- [SOURCE TEXT]:
↓

You make it sound like the Scala team has done nothing since then. ;) A
lot of improvements have been made in the last 16 months and many of
them related to performance (with more general solutions). And the
specialized stuff is not finished yet as I understand.

I repeat that I would also like to see the simple transformation you're
asking and I explain why here (search for ticket 1338):

http://blog.juma.me.uk/2009/10/26/new-jvm-options-and-scala-iteration-pe...

Also, I benchmarked something similar to the trick Rex mentions in
another thread in 2008:

http://blog.juma.me.uk/2008/09/15/efficient-scala-with-primitive-collect...

Still, that doesn't always work because of the inlining issue mentioned
in the more recent blog entry.

> If Scala is to appeal to functional programming people in the
> scientific arena and/or as the "next java", fundamental performance
> *does* need to be addressed.

You can write Scala that is as fast as Java. It's just as ugly... or
even a bit uglier. ;)

Best,
Ismael

On Jan 23, 2010, at 4:01 PM, Ismael Juma wrote:

I know you did. But the comment on Trac was only a few weeks ago. It
only makes sense to say that performance is still bad after trying it
with a build more recent than that. You have done that below, good.

Yes.  I decided to post again in reference to that comment.  I ran the same tests again with -optimize and did not see much if any improvement.   

I'm sorry to sound impatient, but is *has* been 16 months.

You make it sound like the Scala team has done nothing since then. ;) A
lot of improvements have been made in the last 16 months and many of
them related to performance (with more general solutions). And the
specialized stuff is not finished yet as I understand.

Sorry if this came out wrong.  And I do realize that there is a lot of important improvements and new features in progress.   
That said, the comment in the trac entry was rather dismissive of the problem *and* went further to state that it was unlikely ever to be addressed.   I think this is "wrong" (or at a minimum is a major turnoff for people like me) and should be highlighted here in the user community.
As for the specialized stuff you mention, sounds interesting.      
There are some lessons to be learned from the experience the numerical community had with Java.   There was quite a bit of interest early on in the numerical community around using Java.   After a couple of years it "petered out" when it became apparent that the JVM and java was not ready.   The main concerns were:
- performance- performance (did I say that) ;)- lack of operator abstraction
In the years since, the JVM has approached the speed of C++ / C in many respects, even with array access.    I am effectively able to use java and get pretty much the same performance by C++ colleagues get at lower "development cost".   
Scala not only fixes one of the major inconveniences (lack of operator overloading) but is functional as well.   This should be a fantastic language for numerical people.    In that regard should not have performance surprises around fundamental operations.    These need to be addressed early on, especially in the early stages of momentum, or is likely to turn away adopters much as Java did in the beginning for a certain class of programmer.    i.e.  I want to see Scala succeed in my community and now they are starting to look at it.

↑

- [GIVEN REQUEST 1]: In the Scala performance thread, repeat everything from "I know you did." down to "that below, good.", swapping "Trac" for "the issue tracker".
- [GIVEN REQUEST 2]: Resume the Scala performance thread from its final sentence and keep writing.

- [RECORDS PROVIDED]:

↓

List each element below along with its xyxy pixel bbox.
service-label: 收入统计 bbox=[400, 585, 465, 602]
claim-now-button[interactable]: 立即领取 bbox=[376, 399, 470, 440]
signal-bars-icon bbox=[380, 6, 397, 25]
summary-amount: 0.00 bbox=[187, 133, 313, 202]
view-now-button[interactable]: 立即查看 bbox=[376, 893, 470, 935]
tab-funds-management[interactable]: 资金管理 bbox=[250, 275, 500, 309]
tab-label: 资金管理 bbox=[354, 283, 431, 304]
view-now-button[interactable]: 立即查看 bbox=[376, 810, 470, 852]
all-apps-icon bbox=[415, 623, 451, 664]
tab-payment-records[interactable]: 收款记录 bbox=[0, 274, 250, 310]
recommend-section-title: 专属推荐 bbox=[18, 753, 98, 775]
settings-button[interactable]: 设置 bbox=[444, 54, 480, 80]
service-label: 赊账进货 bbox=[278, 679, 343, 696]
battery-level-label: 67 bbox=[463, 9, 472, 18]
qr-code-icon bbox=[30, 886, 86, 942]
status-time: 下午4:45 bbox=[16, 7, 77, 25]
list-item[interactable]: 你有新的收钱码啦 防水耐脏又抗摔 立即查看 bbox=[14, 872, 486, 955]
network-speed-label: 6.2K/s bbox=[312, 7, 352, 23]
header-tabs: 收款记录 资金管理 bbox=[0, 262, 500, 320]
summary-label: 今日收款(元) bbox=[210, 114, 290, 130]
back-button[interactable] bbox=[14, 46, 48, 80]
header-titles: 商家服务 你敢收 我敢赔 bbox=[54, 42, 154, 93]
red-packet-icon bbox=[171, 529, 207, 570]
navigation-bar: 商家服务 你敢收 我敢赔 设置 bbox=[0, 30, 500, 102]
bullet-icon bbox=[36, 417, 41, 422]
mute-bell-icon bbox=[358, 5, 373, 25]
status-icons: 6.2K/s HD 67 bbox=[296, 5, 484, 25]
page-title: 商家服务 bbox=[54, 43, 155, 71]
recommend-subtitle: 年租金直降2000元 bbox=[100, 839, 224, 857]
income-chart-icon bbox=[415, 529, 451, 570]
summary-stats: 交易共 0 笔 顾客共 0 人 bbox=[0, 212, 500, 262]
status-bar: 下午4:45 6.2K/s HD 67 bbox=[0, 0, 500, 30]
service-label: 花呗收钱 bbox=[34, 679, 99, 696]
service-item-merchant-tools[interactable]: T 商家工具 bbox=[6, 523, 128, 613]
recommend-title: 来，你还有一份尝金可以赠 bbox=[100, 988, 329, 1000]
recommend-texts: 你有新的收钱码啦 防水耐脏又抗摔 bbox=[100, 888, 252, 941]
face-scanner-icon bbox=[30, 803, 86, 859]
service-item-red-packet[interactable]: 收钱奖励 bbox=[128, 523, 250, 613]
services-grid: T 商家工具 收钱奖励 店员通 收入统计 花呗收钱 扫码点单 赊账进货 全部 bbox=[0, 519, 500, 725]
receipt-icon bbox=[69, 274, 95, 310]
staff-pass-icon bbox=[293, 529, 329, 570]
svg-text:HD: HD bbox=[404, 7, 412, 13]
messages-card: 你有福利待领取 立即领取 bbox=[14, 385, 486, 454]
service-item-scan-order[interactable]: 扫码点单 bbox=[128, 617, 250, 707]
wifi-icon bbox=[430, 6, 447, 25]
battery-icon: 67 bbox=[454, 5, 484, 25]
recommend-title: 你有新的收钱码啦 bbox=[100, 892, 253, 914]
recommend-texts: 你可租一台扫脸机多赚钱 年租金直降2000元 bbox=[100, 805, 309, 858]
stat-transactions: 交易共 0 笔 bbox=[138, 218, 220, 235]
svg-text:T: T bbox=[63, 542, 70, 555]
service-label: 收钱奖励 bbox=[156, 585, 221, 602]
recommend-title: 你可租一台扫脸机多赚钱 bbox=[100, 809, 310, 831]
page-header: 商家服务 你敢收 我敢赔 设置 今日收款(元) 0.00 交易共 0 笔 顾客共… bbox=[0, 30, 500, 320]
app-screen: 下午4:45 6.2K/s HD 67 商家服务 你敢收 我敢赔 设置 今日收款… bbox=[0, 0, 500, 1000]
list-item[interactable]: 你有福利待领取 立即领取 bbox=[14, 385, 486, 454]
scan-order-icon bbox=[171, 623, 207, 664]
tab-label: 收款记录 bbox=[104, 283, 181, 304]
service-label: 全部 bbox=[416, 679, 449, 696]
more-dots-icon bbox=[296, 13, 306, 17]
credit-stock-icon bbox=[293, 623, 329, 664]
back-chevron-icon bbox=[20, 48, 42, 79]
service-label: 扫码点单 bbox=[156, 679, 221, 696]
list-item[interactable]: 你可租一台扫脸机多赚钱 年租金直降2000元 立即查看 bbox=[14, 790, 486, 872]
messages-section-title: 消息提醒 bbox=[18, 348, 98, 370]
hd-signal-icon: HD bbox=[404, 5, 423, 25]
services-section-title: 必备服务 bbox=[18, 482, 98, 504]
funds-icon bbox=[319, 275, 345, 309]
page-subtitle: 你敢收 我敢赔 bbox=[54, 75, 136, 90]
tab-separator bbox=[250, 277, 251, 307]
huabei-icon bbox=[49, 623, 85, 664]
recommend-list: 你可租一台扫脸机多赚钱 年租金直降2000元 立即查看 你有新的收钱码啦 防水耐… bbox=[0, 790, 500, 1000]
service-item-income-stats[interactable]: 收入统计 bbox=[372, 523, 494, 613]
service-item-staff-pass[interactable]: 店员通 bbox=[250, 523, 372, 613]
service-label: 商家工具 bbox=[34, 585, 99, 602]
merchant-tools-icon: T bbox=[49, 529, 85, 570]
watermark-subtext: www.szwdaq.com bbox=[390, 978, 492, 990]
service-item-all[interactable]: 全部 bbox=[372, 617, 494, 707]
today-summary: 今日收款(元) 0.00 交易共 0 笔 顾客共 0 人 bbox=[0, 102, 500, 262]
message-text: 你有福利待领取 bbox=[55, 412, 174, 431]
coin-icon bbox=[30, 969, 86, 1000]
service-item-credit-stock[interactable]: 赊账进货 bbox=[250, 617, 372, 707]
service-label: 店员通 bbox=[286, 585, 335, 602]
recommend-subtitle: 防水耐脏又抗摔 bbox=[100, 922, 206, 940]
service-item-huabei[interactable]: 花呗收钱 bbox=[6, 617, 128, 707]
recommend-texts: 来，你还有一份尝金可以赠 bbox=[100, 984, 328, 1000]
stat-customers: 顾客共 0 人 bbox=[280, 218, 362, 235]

↑

- [TASK RESULT 1]:
I know you did. But the comment on the issue tracker was only a few weeks ago. It
only makes sense to say that performance is still bad after trying it
with a build more recent than that. You have done that below, good.

- [TASK RESULT 2]:
I realize it will take some time to get "there".   But the dismissive comment in the trac seemed to imply that these considerations are not even on the radar.     

If Scala is to appeal to functional programming people in the

scientific arena and/or as the "next java", fundamental performance

*does* need to be addressed.

You can write Scala that is as fast as Java. It's just as ugly... or
even a bit uglier. ;)

For better or worse languages are chosen based on ergonomics, taste, performance, etc.   Scala is not far away from doing a most things well.  Why not fix something this fundamental early on.

Best,
Ismael

You might find this discussion interesting:
http://stackoverflow.com/questions/1257021/suitable-functional-language-...

On Sat, Jan 23, 2010 at 10:56 PM, Jonathan Shore
wrote:
>
> On Jan 23, 2010, at 4:01 PM, Ismael Juma wrote:
>
> I know you did. But the comment on Trac was only a few weeks ago. It
> only makes sense to say that performance is still bad after trying it
> with a build more recent than that. You have done that below, good.
>
> Yes.  I decided to post again in reference to that comment.  I ran the same
> tests again with -optimize and did not see much if any improvement.
>
>
>
> I'm sorry to sound impatient, but is *has* been 16 months.
>
> You make it sound like the Scala team has done nothing since then. ;) A
> lot of improvements have been made in the last 16 months and many of
> them related to performance (with more general solutions). And the
> specialized stuff is not finished yet as I understand.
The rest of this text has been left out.